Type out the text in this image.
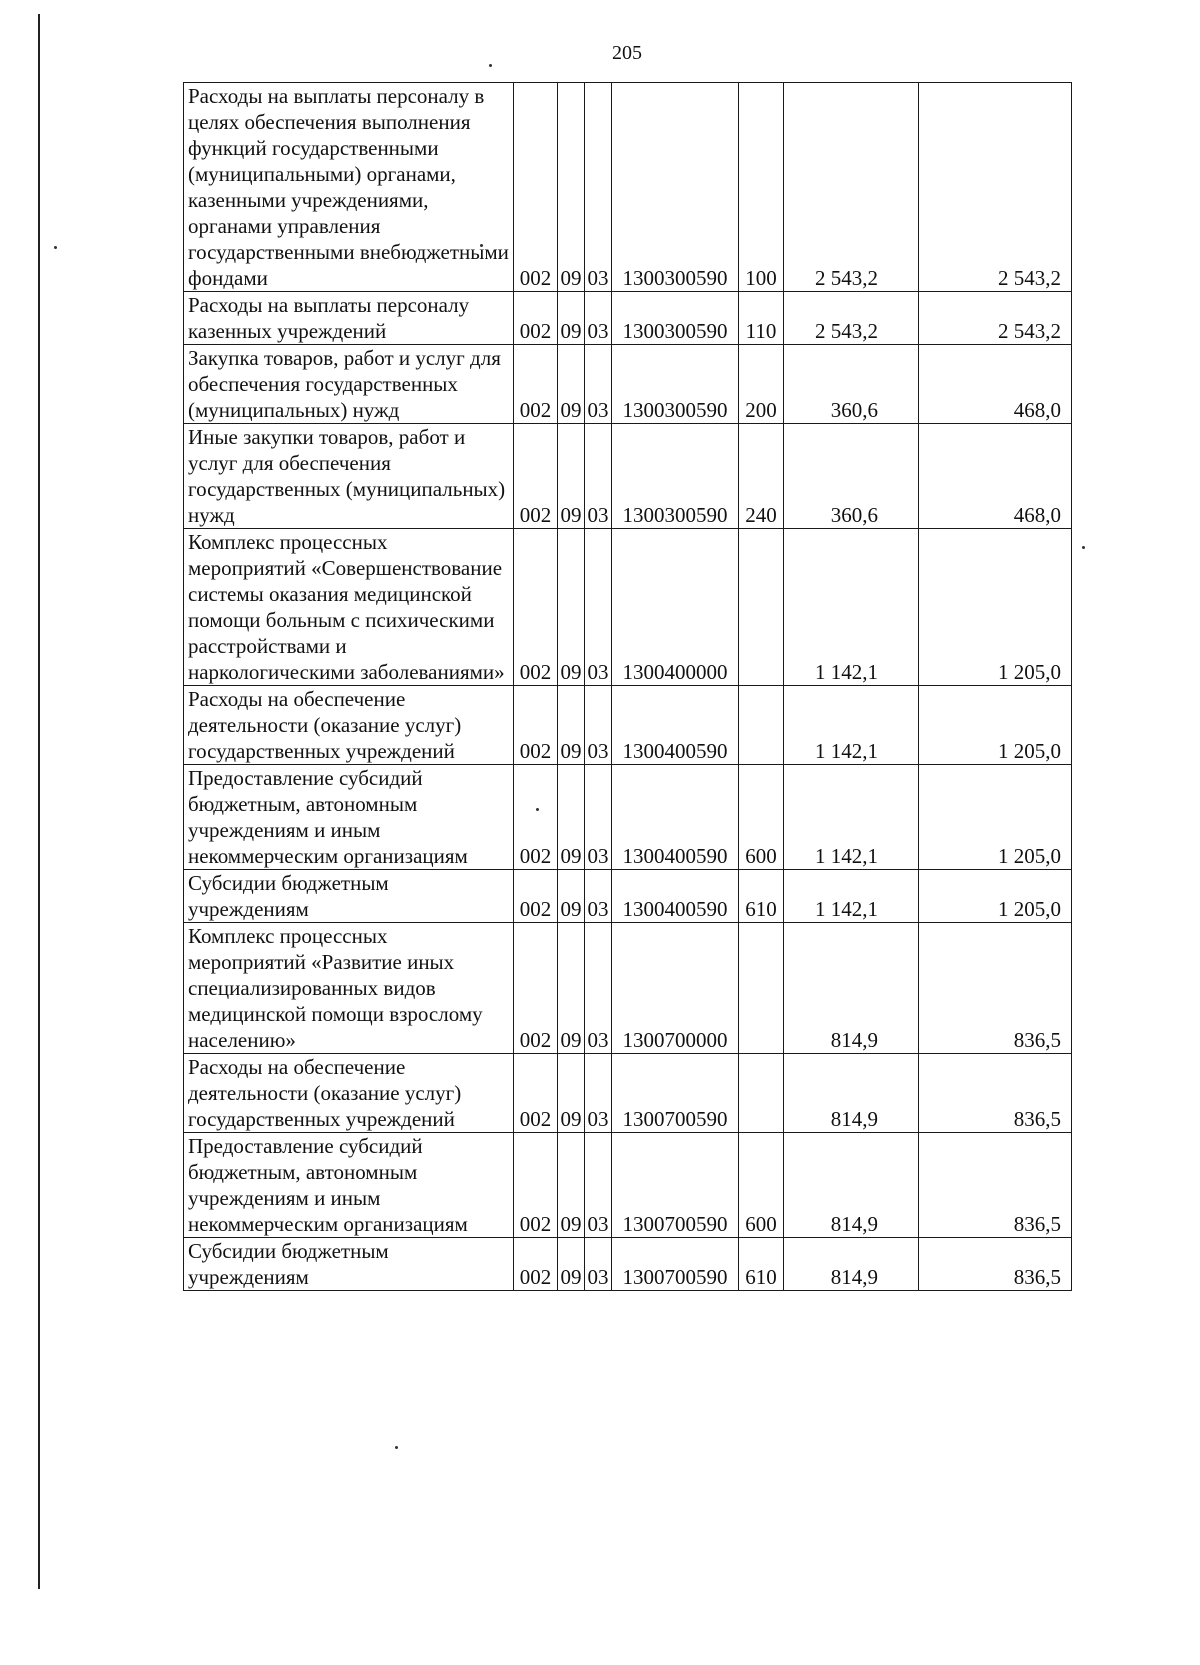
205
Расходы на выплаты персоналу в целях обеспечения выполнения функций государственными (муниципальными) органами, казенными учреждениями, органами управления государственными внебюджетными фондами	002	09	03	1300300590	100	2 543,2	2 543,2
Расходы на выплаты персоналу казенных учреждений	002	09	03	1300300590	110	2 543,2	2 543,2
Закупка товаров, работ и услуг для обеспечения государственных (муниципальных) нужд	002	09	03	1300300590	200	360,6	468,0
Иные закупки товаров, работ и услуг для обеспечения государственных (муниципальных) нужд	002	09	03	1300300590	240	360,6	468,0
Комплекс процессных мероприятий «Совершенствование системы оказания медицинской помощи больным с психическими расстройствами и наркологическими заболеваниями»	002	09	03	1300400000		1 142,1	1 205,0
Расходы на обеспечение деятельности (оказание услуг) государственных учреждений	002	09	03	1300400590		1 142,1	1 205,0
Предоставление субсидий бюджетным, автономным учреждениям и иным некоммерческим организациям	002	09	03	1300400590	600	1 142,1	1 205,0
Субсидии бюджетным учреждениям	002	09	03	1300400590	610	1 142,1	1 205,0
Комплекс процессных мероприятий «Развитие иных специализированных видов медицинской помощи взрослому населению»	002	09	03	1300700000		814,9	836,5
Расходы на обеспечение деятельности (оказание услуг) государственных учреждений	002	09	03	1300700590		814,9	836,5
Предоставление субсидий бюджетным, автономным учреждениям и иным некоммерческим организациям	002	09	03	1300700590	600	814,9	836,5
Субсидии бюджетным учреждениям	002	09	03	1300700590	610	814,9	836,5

Prompt. Return the listing above in full and without alteration, excluding its pictures.

Correct result.
Type out the text in this image.
205
Расходы на выплаты персоналу в целях обеспечения выполнения функций государственными (муниципальными) органами, казенными учреждениями, органами управления государственными внебюджетными фондами	002	09	03	1300300590	100	2 543,2	2 543,2
Расходы на выплаты персоналу казенных учреждений	002	09	03	1300300590	110	2 543,2	2 543,2
Закупка товаров, работ и услуг для обеспечения государственных (муниципальных) нужд	002	09	03	1300300590	200	360,6	468,0
Иные закупки товаров, работ и услуг для обеспечения государственных (муниципальных) нужд	002	09	03	1300300590	240	360,6	468,0
Комплекс процессных мероприятий «Совершенствование системы оказания медицинской помощи больным с психическими расстройствами и наркологическими заболеваниями»	002	09	03	1300400000		1 142,1	1 205,0
Расходы на обеспечение деятельности (оказание услуг) государственных учреждений	002	09	03	1300400590		1 142,1	1 205,0
Предоставление субсидий бюджетным, автономным учреждениям и иным некоммерческим организациям	002	09	03	1300400590	600	1 142,1	1 205,0
Субсидии бюджетным учреждениям	002	09	03	1300400590	610	1 142,1	1 205,0
Комплекс процессных мероприятий «Развитие иных специализированных видов медицинской помощи взрослому населению»	002	09	03	1300700000		814,9	836,5
Расходы на обеспечение деятельности (оказание услуг) государственных учреждений	002	09	03	1300700590		814,9	836,5
Предоставление субсидий бюджетным, автономным учреждениям и иным некоммерческим организациям	002	09	03	1300700590	600	814,9	836,5
Субсидии бюджетным учреждениям	002	09	03	1300700590	610	814,9	836,5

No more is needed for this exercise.